Reproduce the listing below verbatim.

-- START --

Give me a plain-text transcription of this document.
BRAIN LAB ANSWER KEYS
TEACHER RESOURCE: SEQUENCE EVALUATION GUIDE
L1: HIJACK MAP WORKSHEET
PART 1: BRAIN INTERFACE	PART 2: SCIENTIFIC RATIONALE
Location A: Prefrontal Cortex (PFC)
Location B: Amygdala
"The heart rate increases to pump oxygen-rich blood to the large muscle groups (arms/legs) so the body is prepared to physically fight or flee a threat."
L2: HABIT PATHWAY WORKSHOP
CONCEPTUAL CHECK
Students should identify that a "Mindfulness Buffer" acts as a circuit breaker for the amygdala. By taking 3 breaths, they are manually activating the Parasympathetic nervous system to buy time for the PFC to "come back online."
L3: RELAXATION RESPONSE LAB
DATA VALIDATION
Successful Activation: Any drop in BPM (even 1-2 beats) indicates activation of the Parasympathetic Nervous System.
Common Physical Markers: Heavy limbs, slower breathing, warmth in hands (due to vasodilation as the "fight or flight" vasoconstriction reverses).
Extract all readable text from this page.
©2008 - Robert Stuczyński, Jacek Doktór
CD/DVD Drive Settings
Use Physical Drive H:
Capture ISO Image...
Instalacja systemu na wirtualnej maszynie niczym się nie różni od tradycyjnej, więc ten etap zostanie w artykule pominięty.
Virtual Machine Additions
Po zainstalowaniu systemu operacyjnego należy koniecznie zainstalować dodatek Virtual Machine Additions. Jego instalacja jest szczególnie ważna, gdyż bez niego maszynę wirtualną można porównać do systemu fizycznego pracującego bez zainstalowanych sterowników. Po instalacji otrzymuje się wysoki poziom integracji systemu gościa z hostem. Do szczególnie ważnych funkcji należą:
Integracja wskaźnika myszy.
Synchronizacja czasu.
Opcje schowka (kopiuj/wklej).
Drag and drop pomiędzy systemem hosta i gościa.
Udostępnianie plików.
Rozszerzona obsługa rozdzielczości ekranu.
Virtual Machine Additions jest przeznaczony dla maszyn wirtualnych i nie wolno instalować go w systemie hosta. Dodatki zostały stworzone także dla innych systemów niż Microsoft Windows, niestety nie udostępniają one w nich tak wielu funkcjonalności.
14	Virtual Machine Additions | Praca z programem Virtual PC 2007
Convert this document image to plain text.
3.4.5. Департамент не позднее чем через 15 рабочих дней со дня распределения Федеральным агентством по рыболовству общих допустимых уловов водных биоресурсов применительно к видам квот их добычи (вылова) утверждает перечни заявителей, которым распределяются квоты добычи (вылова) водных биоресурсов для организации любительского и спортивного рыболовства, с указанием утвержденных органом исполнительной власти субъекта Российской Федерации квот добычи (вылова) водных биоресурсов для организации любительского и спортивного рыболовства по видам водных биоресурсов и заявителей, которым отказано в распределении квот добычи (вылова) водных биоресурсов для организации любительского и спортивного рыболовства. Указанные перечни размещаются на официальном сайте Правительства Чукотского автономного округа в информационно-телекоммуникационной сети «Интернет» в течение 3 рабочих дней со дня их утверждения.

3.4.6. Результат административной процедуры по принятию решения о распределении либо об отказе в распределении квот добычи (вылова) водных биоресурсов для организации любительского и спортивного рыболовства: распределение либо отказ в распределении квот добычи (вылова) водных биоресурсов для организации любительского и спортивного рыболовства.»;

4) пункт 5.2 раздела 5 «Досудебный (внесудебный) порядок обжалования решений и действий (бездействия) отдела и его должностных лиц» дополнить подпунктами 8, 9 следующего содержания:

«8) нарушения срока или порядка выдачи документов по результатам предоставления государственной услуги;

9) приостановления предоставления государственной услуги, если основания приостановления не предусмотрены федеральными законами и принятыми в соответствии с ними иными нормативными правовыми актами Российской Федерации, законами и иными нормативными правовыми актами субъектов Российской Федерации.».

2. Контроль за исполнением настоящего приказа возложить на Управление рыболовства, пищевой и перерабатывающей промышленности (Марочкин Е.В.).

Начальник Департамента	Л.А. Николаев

-- END --

OUTPUT:
Give me a plain-text transcription of this document.
BRAIN LAB ANSWER KEYS
TEACHER RESOURCE: SEQUENCE EVALUATION GUIDE
L1: HIJACK MAP WORKSHEET
PART 1: BRAIN INTERFACE	PART 2: SCIENTIFIC RATIONALE
Location A: Prefrontal Cortex (PFC)
Location B: Amygdala
"The heart rate increases to pump oxygen-rich blood to the large muscle groups (arms/legs) so the body is prepared to physically fight or flee a threat."
L2: HABIT PATHWAY WORKSHOP
CONCEPTUAL CHECK
Students should identify that a "Mindfulness Buffer" acts as a circuit breaker for the amygdala. By taking 3 breaths, they are manually activating the Parasympathetic nervous system to buy time for the PFC to "come back online."
L3: RELAXATION RESPONSE LAB
DATA VALIDATION
Successful Activation: Any drop in BPM (even 1-2 beats) indicates activation of the Parasympathetic Nervous System.
Common Physical Markers: Heavy limbs, slower breathing, warmth in hands (due to vasodilation as the "fight or flight" vasoconstriction reverses).
Extract all readable text from this page.
©2008 - Robert Stuczyński, Jacek Doktór
CD/DVD Drive Settings
Use Physical Drive H:
Capture ISO Image...
Instalacja systemu na wirtualnej maszynie niczym się nie różni od tradycyjnej, więc ten etap zostanie w artykule pominięty.
Virtual Machine Additions
Po zainstalowaniu systemu operacyjnego należy koniecznie zainstalować dodatek Virtual Machine Additions. Jego instalacja jest szczególnie ważna, gdyż bez niego maszynę wirtualną można porównać do systemu fizycznego pracującego bez zainstalowanych sterowników. Po instalacji otrzymuje się wysoki poziom integracji systemu gościa z hostem. Do szczególnie ważnych funkcji należą:
Integracja wskaźnika myszy.
Synchronizacja czasu.
Opcje schowka (kopiuj/wklej).
Drag and drop pomiędzy systemem hosta i gościa.
Udostępnianie plików.
Rozszerzona obsługa rozdzielczości ekranu.
Virtual Machine Additions jest przeznaczony dla maszyn wirtualnych i nie wolno instalować go w systemie hosta. Dodatki zostały stworzone także dla innych systemów niż Microsoft Windows, niestety nie udostępniają one w nich tak wielu funkcjonalności.
14	Virtual Machine Additions | Praca z programem Virtual PC 2007
Convert this document image to plain text.
3.4.5. Департамент не позднее чем через 15 рабочих дней со дня распределения Федеральным агентством по рыболовству общих допустимых уловов водных биоресурсов применительно к видам квот их добычи (вылова) утверждает перечни заявителей, которым распределяются квоты добычи (вылова) водных биоресурсов для организации любительского и спортивного рыболовства, с указанием утвержденных органом исполнительной власти субъекта Российской Федерации квот добычи (вылова) водных биоресурсов для организации любительского и спортивного рыболовства по видам водных биоресурсов и заявителей, которым отказано в распределении квот добычи (вылова) водных биоресурсов для организации любительского и спортивного рыболовства. Указанные перечни размещаются на официальном сайте Правительства Чукотского автономного округа в информационно-телекоммуникационной сети «Интернет» в течение 3 рабочих дней со дня их утверждения.

3.4.6. Результат административной процедуры по принятию решения о распределении либо об отказе в распределении квот добычи (вылова) водных биоресурсов для организации любительского и спортивного рыболовства: распределение либо отказ в распределении квот добычи (вылова) водных биоресурсов для организации любительского и спортивного рыболовства.»;

4) пункт 5.2 раздела 5 «Досудебный (внесудебный) порядок обжалования решений и действий (бездействия) отдела и его должностных лиц» дополнить подпунктами 8, 9 следующего содержания:

«8) нарушения срока или порядка выдачи документов по результатам предоставления государственной услуги;

9) приостановления предоставления государственной услуги, если основания приостановления не предусмотрены федеральными законами и принятыми в соответствии с ними иными нормативными правовыми актами Российской Федерации, законами и иными нормативными правовыми актами субъектов Российской Федерации.».

2. Контроль за исполнением настоящего приказа возложить на Управление рыболовства, пищевой и перерабатывающей промышленности (Марочкин Е.В.).

Начальник Департамента	Л.А. Николаев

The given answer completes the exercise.